>>>>
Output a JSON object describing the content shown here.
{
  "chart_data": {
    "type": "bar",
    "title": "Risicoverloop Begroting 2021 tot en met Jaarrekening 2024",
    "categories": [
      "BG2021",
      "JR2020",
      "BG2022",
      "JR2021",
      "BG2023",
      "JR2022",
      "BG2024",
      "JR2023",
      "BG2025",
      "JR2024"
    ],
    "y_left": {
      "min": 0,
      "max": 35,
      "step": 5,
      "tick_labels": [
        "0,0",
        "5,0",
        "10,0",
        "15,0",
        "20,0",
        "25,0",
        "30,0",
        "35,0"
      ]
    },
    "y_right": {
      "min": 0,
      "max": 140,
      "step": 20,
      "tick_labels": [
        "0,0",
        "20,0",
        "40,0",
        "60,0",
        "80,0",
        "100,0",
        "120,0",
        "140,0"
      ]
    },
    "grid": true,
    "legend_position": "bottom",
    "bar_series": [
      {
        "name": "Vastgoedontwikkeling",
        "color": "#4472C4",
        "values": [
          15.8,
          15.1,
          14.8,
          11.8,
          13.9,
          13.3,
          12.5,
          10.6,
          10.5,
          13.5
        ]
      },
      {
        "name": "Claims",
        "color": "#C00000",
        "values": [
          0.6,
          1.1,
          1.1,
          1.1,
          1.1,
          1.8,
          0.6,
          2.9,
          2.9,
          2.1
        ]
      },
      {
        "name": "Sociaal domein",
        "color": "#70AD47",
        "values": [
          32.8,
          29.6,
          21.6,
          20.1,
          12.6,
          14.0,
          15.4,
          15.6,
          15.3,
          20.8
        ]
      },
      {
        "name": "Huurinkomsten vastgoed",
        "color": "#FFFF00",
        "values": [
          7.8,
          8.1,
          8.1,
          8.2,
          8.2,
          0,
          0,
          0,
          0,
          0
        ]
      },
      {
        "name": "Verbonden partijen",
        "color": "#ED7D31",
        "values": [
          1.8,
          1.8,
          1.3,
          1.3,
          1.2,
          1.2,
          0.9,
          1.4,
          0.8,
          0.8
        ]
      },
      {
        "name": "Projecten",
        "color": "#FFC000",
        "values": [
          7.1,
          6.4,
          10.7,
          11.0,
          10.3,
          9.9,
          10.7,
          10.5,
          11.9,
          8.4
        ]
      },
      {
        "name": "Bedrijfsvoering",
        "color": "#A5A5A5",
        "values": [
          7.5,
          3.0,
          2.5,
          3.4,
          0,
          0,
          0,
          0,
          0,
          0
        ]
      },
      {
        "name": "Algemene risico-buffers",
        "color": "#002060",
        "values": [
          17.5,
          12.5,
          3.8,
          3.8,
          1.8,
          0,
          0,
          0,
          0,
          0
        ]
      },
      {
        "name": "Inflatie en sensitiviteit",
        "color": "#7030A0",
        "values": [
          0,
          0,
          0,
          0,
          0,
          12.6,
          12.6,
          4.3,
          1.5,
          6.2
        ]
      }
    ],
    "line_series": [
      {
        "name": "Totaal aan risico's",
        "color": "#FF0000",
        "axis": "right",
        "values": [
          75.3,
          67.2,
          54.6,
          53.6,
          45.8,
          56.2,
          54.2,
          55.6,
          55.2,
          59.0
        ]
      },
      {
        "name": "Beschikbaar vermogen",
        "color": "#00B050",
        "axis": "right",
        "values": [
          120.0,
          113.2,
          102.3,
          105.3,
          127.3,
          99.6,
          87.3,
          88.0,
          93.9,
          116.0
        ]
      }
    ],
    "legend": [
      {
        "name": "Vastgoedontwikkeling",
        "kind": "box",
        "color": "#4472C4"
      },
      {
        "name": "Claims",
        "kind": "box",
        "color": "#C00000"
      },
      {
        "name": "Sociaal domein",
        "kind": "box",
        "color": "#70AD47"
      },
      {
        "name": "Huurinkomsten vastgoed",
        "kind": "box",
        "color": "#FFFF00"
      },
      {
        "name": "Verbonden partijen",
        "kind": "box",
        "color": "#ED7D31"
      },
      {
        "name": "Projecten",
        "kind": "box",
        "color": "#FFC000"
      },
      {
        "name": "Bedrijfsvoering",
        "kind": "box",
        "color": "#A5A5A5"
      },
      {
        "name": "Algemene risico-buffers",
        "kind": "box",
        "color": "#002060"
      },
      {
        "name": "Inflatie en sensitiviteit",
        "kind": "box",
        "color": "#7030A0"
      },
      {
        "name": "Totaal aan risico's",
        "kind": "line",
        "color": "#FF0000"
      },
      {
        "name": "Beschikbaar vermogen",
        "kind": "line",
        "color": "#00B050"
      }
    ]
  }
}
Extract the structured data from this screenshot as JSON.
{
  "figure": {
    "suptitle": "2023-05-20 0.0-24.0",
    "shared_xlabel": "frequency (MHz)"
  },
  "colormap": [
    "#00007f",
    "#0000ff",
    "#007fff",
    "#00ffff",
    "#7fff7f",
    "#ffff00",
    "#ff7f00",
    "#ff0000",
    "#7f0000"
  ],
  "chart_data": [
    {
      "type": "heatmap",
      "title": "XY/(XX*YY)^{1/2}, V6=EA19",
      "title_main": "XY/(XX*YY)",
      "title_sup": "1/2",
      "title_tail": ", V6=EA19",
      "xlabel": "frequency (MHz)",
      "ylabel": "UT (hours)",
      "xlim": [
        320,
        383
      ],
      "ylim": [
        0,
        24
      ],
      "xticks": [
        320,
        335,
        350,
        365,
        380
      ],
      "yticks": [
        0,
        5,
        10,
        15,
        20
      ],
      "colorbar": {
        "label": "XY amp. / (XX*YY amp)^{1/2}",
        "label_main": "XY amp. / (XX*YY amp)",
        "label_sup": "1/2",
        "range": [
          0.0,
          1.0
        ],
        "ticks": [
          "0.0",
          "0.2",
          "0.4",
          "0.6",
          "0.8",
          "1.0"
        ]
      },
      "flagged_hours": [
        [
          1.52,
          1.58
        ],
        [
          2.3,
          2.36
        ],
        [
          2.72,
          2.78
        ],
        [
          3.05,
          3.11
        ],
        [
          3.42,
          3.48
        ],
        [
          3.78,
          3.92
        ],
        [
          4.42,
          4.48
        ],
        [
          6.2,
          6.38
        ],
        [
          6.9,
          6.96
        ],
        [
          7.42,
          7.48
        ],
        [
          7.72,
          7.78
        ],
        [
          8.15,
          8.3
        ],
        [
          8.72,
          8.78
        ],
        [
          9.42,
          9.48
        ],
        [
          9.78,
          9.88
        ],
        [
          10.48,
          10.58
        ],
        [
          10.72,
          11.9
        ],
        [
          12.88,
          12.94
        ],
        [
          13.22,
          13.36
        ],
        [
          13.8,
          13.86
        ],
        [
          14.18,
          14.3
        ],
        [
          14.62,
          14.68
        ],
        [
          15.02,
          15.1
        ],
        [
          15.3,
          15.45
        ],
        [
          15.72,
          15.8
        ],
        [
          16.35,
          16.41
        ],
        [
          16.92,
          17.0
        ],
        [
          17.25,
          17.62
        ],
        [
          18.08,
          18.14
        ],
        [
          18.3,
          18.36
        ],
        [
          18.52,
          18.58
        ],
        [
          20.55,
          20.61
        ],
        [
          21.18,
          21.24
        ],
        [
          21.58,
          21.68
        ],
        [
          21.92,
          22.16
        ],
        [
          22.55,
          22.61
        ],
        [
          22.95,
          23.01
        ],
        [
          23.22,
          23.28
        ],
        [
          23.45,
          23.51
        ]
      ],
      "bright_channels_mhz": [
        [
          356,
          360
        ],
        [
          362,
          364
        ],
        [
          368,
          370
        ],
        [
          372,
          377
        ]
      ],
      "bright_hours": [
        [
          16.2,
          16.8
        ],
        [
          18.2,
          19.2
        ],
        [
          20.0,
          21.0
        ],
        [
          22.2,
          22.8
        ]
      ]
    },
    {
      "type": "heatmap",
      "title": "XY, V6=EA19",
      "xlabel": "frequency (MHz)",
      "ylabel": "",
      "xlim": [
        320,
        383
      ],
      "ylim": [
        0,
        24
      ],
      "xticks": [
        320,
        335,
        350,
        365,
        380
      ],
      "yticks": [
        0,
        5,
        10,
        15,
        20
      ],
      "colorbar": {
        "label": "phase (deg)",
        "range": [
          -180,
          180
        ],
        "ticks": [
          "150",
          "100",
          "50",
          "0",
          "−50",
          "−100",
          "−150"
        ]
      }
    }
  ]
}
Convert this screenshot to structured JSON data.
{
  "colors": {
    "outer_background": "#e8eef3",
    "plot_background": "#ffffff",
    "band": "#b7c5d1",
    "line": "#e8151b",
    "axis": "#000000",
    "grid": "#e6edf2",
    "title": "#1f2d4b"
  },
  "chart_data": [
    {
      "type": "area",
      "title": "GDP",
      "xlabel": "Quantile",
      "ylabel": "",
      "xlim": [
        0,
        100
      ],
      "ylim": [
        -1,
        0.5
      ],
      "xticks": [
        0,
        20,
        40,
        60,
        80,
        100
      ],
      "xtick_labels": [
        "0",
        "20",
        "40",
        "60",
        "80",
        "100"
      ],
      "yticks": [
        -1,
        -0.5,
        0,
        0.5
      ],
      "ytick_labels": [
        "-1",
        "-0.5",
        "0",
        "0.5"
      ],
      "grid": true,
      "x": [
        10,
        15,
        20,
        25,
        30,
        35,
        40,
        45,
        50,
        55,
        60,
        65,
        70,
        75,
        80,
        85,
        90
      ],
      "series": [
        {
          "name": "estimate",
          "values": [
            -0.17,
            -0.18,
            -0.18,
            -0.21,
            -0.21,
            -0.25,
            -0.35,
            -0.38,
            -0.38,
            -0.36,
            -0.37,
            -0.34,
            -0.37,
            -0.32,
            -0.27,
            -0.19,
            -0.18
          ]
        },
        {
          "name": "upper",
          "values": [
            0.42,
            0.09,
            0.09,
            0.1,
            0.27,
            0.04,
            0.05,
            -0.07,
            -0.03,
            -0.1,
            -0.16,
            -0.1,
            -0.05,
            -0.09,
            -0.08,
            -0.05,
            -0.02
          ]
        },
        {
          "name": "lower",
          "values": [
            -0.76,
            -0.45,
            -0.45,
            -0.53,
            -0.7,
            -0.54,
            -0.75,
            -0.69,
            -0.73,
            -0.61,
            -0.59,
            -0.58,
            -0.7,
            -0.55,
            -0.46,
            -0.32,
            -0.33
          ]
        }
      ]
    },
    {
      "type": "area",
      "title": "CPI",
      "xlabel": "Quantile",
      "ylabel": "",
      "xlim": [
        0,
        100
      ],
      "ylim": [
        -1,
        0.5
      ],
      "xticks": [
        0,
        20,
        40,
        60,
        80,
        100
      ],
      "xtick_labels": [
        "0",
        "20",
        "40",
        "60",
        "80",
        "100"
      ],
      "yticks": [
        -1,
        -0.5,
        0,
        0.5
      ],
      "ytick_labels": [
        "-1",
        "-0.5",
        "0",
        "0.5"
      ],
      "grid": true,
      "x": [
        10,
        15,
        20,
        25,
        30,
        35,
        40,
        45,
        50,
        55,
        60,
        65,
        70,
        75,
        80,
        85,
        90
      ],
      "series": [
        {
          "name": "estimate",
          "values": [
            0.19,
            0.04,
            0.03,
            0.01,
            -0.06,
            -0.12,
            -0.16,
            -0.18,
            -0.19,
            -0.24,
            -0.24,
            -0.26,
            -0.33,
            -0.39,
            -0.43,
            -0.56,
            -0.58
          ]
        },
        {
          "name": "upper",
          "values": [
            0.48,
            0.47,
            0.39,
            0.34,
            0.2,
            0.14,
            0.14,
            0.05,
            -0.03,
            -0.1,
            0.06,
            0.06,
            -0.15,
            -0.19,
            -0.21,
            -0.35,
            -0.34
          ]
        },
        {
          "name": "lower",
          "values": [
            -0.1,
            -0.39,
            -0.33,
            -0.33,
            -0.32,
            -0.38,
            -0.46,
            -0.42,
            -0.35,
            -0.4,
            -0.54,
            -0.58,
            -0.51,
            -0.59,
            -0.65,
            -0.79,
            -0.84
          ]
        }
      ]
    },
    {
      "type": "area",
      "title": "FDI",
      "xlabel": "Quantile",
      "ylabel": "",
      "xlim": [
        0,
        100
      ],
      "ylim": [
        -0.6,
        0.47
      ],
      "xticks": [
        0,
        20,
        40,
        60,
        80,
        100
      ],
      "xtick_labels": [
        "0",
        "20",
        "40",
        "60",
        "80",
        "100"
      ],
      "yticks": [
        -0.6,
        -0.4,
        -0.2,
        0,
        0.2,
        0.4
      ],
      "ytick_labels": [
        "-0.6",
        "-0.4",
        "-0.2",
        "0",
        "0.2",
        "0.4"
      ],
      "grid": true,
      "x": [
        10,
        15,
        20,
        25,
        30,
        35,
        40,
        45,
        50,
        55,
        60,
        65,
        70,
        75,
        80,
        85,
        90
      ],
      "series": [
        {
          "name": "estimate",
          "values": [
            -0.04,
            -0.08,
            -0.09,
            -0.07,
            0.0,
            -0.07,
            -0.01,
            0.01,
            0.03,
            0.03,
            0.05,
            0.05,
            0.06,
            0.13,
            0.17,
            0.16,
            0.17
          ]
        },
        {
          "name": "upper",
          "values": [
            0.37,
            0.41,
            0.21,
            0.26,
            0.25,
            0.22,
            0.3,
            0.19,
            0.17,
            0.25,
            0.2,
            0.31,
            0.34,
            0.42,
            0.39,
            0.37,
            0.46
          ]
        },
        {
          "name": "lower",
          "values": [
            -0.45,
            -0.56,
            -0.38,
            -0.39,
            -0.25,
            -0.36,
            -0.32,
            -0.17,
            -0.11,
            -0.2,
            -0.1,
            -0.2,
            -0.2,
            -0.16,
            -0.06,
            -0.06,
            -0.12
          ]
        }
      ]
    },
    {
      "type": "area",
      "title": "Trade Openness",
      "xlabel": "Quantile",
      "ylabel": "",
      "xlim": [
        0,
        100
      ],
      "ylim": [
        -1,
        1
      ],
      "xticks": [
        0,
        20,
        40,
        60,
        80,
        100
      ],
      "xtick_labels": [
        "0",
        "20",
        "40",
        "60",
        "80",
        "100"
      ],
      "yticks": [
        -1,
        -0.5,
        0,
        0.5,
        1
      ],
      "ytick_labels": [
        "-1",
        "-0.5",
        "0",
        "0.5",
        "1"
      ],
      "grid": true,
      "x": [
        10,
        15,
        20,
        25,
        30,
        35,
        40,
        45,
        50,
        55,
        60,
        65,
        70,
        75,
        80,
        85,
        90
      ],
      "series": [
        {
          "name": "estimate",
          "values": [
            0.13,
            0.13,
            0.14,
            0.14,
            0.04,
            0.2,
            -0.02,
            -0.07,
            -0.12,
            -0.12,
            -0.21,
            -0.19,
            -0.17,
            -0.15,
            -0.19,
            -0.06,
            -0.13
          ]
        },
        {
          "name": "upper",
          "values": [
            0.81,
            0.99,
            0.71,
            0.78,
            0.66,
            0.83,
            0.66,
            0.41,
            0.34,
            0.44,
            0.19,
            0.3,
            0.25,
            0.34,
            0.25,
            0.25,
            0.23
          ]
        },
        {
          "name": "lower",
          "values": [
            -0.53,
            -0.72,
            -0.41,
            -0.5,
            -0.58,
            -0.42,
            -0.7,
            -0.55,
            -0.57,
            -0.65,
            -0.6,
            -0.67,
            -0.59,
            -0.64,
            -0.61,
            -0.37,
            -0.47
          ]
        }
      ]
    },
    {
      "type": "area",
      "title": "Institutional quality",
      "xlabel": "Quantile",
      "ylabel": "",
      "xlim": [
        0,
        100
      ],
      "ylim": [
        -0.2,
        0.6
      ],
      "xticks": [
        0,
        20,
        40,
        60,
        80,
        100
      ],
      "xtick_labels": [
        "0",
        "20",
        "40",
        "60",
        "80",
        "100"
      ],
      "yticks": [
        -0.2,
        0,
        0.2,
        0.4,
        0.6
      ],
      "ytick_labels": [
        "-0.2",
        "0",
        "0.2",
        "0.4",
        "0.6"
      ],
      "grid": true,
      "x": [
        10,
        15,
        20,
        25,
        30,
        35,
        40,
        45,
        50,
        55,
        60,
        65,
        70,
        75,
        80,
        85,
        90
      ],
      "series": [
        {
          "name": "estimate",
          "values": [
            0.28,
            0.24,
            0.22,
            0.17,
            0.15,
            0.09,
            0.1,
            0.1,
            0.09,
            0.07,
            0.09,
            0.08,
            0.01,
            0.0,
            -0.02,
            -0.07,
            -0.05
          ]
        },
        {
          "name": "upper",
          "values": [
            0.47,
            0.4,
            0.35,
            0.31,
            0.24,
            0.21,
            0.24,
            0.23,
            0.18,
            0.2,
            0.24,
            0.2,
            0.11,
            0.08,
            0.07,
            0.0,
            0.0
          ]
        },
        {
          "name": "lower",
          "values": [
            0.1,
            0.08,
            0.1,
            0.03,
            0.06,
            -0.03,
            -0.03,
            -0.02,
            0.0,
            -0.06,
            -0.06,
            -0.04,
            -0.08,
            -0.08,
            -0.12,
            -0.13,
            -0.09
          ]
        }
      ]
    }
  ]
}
<<<<
◆ **CHALLENGE**
Report the number of lines above containing the word "structured", with no other text.

◆ **RESPONSE**
2